**Work required**
Tally the lines that contain the string "system" and state that total without comment.

**Entries shown**
◇ ◇ ◇ ◇ ◇

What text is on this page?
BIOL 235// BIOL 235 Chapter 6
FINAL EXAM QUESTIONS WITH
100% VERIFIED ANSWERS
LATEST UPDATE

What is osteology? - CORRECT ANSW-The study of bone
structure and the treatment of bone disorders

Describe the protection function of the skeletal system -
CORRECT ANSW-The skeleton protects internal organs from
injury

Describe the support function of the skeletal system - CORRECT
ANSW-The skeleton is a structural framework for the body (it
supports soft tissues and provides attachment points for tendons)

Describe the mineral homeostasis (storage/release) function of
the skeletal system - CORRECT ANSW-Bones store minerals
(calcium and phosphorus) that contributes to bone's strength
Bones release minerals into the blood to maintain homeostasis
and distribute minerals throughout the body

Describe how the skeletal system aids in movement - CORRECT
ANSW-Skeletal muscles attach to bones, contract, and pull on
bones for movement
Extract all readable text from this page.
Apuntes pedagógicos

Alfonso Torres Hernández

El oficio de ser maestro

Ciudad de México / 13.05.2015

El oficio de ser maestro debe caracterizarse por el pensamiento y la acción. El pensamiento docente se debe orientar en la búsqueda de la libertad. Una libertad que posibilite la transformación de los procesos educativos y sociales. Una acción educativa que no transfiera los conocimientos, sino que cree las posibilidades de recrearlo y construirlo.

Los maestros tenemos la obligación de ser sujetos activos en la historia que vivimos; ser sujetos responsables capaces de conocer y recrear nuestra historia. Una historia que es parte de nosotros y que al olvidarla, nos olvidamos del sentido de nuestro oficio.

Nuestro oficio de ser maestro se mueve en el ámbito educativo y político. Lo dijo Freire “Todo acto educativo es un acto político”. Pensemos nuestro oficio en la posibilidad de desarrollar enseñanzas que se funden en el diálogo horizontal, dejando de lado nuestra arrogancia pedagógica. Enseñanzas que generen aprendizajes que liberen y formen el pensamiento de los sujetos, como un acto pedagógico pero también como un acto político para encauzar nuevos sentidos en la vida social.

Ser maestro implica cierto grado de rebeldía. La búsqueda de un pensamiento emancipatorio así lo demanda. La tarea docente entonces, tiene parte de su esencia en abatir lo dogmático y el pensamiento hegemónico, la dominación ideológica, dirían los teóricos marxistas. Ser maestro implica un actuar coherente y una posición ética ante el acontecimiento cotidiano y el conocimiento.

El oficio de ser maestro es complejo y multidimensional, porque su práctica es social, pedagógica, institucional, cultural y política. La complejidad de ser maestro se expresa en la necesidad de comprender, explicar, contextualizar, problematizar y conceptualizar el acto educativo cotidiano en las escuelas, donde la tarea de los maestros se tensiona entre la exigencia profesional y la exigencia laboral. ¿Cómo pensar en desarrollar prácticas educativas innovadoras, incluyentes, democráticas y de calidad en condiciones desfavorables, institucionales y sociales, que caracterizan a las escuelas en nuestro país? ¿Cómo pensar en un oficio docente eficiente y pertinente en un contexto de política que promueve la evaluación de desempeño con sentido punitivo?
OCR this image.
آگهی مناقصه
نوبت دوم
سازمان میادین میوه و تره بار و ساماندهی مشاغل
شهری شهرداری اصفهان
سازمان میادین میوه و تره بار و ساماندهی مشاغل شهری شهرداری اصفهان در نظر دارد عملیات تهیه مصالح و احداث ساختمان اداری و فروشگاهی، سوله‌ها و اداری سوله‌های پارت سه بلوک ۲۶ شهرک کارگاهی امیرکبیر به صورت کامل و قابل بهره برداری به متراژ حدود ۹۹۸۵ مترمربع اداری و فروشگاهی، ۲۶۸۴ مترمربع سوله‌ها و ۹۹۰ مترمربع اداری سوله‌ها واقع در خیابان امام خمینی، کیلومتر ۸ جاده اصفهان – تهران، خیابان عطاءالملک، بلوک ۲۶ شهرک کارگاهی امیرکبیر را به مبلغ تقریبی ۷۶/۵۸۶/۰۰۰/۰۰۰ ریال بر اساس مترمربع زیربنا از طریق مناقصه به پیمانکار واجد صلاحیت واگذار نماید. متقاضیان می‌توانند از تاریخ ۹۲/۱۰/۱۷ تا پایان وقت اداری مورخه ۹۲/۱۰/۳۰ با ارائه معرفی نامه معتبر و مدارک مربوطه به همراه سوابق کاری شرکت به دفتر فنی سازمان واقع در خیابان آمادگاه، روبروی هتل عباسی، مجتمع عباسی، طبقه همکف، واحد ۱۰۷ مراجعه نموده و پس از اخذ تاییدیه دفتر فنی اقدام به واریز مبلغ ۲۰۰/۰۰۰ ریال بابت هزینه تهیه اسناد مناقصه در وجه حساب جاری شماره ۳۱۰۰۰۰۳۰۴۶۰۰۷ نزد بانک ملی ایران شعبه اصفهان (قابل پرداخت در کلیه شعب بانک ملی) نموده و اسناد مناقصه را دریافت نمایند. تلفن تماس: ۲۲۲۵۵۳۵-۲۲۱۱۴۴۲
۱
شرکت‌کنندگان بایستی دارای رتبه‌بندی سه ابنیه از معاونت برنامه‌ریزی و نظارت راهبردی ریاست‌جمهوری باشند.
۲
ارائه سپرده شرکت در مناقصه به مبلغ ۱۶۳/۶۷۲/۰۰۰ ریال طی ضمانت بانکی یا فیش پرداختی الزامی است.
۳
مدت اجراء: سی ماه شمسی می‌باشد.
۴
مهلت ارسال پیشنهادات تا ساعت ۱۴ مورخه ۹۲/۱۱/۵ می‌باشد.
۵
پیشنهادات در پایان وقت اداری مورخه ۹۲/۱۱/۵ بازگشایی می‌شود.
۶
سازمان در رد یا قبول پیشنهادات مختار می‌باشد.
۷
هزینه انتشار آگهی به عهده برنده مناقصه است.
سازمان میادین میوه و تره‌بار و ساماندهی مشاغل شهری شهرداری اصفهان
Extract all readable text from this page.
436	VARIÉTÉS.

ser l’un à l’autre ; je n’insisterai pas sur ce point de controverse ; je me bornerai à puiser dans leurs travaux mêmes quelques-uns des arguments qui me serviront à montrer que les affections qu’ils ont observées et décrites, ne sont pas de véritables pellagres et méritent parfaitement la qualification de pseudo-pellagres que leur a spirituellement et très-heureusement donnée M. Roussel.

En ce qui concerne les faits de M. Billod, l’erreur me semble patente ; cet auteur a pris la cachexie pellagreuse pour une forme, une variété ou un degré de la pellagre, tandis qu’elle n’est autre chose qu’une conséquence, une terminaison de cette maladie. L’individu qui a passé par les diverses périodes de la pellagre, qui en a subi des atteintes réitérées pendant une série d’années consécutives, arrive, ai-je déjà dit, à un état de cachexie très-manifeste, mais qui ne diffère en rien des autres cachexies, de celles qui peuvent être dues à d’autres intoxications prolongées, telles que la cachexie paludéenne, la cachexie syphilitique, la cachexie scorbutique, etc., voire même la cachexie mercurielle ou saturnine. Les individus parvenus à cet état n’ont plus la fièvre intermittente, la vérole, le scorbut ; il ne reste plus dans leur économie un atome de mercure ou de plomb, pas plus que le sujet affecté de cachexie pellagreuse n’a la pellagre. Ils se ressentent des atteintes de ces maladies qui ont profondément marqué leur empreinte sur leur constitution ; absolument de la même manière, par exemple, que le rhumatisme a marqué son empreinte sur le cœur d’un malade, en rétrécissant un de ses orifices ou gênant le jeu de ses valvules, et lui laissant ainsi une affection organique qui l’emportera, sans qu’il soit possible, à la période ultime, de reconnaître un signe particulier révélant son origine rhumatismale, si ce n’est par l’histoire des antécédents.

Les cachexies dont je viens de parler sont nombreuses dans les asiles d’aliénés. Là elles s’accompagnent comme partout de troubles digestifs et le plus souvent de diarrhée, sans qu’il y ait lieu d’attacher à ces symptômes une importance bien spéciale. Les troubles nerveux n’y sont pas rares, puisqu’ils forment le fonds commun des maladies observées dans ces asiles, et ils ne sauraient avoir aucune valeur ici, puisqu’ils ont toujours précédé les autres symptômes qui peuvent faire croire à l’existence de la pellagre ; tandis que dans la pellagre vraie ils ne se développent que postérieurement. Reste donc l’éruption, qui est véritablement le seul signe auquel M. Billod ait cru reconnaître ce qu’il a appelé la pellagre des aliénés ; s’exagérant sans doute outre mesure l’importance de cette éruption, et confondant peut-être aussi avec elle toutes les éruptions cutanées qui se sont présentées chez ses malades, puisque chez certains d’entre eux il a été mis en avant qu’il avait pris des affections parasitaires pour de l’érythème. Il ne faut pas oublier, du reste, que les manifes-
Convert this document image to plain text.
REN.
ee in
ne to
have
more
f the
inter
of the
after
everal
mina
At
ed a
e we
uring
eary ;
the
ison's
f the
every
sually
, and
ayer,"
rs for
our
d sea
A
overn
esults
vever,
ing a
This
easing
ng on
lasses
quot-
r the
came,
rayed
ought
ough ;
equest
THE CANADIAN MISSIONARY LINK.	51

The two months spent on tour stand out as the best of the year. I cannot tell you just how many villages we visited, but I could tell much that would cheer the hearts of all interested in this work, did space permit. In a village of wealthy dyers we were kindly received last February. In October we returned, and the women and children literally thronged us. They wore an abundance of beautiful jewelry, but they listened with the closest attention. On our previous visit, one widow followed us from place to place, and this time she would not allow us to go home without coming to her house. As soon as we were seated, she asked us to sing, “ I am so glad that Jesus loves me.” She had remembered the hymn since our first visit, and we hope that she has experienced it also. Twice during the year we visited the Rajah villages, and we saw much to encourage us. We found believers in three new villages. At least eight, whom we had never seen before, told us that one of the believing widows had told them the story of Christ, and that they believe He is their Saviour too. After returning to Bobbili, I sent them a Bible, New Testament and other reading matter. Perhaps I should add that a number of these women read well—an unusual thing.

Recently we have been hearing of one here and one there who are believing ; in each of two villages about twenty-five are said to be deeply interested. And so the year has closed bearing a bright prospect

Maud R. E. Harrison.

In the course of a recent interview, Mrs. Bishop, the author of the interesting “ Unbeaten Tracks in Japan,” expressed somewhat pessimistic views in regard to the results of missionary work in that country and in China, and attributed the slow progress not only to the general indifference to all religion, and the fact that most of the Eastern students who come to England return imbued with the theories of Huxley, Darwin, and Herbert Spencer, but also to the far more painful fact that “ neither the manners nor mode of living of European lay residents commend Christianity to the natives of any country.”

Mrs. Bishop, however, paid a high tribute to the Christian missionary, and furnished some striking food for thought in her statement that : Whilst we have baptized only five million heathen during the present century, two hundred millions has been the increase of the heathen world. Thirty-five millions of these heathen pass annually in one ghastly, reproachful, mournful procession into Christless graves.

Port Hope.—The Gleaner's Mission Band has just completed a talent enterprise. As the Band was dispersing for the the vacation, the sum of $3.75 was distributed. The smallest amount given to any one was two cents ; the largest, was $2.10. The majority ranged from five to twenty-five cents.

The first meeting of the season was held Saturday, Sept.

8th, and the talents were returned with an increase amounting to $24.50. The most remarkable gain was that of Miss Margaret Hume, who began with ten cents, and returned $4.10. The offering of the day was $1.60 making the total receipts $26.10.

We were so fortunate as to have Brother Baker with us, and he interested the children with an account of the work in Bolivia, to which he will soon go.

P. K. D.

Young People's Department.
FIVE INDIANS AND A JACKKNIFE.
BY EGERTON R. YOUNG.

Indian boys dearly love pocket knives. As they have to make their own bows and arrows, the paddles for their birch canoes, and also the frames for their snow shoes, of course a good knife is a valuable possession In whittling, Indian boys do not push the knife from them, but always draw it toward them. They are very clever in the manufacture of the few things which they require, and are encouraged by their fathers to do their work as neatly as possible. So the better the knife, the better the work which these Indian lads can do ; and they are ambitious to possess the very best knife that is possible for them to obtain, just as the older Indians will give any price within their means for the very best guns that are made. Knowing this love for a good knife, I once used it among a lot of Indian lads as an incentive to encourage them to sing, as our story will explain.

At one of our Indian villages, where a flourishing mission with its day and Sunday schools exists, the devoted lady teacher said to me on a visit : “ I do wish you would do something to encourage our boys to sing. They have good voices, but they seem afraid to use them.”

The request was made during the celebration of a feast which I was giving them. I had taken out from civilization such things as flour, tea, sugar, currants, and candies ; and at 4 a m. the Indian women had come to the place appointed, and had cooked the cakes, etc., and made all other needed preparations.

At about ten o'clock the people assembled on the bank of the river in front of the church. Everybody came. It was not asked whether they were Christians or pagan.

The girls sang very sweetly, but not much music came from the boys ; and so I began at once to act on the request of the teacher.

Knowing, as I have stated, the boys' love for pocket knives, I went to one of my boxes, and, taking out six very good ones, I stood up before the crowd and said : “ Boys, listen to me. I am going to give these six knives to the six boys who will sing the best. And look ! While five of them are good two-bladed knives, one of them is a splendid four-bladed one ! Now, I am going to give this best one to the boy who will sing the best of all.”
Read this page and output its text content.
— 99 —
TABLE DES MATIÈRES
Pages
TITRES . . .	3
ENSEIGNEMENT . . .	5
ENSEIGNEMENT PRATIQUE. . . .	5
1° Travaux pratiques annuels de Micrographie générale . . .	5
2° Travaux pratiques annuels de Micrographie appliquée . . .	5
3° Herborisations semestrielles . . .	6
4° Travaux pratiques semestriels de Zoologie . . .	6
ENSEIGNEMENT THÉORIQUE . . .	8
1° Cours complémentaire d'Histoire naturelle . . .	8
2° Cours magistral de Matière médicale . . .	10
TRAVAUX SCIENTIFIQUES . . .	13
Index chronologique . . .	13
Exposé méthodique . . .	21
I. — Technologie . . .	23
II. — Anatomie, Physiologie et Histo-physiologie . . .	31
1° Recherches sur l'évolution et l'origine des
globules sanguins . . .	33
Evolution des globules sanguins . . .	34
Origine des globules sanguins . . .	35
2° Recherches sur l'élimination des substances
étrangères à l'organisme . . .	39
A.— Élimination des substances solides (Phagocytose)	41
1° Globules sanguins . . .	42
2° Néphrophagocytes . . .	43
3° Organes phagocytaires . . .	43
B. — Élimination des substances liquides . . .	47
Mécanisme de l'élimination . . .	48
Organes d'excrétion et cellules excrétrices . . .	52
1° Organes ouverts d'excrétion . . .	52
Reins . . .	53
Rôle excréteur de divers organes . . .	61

◇ ◇ ◇ ◇ ◇

**Response to this exercise**
4